Goal:
Please pull out every line that includes the string "FLAP".

Source records:
■ ■ ■ ■ ■
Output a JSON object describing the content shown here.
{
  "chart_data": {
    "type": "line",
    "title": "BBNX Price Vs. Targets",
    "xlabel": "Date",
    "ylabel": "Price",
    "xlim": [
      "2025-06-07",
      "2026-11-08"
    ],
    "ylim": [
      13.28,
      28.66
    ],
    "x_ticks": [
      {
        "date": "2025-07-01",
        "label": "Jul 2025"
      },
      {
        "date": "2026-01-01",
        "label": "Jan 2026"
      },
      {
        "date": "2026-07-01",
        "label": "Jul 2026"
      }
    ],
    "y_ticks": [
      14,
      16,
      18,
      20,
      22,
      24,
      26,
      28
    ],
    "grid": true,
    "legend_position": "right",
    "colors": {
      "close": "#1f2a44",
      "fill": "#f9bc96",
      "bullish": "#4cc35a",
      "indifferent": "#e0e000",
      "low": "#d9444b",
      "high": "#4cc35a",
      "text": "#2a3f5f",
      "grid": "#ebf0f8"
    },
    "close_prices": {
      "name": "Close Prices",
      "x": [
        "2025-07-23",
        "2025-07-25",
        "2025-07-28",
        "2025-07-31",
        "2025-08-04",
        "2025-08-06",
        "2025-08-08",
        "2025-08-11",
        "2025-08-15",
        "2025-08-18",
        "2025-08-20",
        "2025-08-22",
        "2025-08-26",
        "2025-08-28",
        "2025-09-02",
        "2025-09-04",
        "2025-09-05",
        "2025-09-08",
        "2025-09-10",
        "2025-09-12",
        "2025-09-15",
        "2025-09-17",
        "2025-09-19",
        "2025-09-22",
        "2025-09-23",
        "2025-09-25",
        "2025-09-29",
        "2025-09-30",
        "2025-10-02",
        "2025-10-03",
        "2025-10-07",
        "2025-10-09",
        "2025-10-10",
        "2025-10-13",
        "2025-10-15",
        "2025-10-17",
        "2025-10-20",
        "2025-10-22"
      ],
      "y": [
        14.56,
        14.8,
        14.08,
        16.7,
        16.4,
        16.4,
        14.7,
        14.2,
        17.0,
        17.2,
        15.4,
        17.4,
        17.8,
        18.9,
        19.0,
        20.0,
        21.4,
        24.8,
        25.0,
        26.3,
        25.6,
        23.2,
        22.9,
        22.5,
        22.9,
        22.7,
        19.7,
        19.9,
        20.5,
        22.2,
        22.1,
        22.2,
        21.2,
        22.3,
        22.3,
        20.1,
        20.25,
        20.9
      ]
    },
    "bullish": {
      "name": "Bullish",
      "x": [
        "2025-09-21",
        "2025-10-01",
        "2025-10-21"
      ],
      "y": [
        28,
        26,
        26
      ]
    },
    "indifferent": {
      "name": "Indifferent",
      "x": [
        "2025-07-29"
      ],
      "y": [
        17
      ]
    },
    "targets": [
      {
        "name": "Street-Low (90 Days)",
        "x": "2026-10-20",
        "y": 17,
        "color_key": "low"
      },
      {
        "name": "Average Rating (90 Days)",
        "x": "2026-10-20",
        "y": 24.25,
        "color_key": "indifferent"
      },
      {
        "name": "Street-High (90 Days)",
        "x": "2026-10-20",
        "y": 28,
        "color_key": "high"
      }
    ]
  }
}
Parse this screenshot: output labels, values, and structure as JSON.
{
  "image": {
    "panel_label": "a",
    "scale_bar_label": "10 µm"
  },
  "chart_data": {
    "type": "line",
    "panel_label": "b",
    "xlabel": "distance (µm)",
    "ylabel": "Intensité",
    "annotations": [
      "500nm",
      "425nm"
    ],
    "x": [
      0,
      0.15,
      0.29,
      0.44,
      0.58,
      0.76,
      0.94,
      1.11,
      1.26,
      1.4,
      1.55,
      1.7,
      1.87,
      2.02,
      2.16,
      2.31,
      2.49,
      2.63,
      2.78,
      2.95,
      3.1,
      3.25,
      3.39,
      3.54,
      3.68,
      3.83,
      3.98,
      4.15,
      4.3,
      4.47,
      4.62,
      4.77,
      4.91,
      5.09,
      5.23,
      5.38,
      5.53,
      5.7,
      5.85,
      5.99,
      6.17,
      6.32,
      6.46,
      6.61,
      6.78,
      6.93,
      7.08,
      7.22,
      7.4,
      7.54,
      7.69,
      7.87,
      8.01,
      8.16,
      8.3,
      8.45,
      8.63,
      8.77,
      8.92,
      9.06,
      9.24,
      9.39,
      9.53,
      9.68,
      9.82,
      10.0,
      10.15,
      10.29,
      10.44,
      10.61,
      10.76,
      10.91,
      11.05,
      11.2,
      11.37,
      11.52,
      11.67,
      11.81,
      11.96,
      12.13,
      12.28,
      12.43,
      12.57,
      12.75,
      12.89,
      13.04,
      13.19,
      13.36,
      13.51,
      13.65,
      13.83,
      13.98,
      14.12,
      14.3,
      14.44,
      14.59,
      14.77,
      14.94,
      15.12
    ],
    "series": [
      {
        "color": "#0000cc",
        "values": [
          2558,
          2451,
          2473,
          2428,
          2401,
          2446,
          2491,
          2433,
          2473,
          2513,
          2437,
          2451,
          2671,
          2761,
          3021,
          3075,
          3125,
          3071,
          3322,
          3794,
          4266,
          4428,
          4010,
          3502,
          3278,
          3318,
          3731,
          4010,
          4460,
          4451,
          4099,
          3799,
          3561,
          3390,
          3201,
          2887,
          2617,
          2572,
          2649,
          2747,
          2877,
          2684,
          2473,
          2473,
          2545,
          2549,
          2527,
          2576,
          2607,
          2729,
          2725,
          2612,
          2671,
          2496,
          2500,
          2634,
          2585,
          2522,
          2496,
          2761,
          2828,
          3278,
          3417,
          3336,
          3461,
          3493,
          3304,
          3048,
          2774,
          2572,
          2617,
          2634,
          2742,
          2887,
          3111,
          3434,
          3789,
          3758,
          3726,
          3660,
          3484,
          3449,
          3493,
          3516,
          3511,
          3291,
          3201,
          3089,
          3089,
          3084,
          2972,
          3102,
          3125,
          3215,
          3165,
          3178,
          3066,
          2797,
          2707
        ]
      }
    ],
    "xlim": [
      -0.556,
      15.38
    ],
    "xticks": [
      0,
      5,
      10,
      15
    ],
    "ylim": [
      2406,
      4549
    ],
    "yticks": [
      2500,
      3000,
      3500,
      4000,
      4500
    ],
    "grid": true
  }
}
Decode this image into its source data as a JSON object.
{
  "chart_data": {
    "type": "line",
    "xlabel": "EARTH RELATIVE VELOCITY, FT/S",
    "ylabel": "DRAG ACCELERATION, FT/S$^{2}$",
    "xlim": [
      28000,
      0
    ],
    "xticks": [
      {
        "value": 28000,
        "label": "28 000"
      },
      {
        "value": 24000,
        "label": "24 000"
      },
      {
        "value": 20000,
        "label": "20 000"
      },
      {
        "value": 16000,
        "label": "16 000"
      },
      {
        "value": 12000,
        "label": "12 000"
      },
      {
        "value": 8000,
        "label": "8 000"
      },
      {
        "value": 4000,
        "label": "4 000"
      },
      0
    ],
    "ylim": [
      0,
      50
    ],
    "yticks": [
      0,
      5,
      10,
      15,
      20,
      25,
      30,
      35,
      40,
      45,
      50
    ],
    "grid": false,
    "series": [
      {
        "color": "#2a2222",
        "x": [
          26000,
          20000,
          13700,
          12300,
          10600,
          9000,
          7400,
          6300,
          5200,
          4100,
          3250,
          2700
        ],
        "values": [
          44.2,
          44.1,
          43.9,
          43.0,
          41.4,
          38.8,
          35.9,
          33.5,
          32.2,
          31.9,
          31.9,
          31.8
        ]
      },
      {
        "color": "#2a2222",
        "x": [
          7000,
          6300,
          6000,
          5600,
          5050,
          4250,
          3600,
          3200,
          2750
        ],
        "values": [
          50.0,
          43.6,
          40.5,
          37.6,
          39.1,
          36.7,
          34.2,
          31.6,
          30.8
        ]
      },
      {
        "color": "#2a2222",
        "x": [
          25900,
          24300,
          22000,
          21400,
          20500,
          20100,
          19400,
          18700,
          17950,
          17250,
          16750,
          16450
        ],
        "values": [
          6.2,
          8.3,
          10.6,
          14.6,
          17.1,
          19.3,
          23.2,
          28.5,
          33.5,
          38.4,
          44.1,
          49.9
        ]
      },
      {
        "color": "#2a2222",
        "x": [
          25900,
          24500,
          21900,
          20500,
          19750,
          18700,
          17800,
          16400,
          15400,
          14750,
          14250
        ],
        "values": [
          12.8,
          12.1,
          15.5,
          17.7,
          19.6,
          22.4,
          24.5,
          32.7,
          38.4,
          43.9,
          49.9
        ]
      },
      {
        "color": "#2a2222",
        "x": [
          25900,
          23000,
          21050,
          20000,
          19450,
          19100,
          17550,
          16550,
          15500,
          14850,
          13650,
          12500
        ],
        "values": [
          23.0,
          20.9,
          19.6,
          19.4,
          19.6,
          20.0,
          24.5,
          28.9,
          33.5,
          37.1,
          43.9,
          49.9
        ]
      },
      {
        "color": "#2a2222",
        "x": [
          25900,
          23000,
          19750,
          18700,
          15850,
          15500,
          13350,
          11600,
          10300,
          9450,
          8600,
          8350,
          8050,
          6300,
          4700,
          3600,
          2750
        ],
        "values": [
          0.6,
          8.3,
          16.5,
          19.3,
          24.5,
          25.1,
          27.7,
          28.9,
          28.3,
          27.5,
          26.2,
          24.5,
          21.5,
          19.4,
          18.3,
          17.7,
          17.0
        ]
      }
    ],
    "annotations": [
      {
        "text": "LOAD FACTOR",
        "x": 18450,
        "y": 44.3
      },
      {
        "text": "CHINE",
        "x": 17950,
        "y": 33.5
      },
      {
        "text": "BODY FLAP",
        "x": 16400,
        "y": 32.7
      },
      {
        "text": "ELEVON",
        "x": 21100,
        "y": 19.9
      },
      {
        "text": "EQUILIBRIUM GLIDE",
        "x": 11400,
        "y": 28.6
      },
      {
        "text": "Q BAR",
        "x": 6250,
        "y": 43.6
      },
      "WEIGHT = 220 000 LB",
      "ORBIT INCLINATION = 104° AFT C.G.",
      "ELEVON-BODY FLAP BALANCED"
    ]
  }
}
■ ■ ■ ■ ■
Solution:
        "text": "BODY FLAP",
      "ELEVON-BODY FLAP BALANCED"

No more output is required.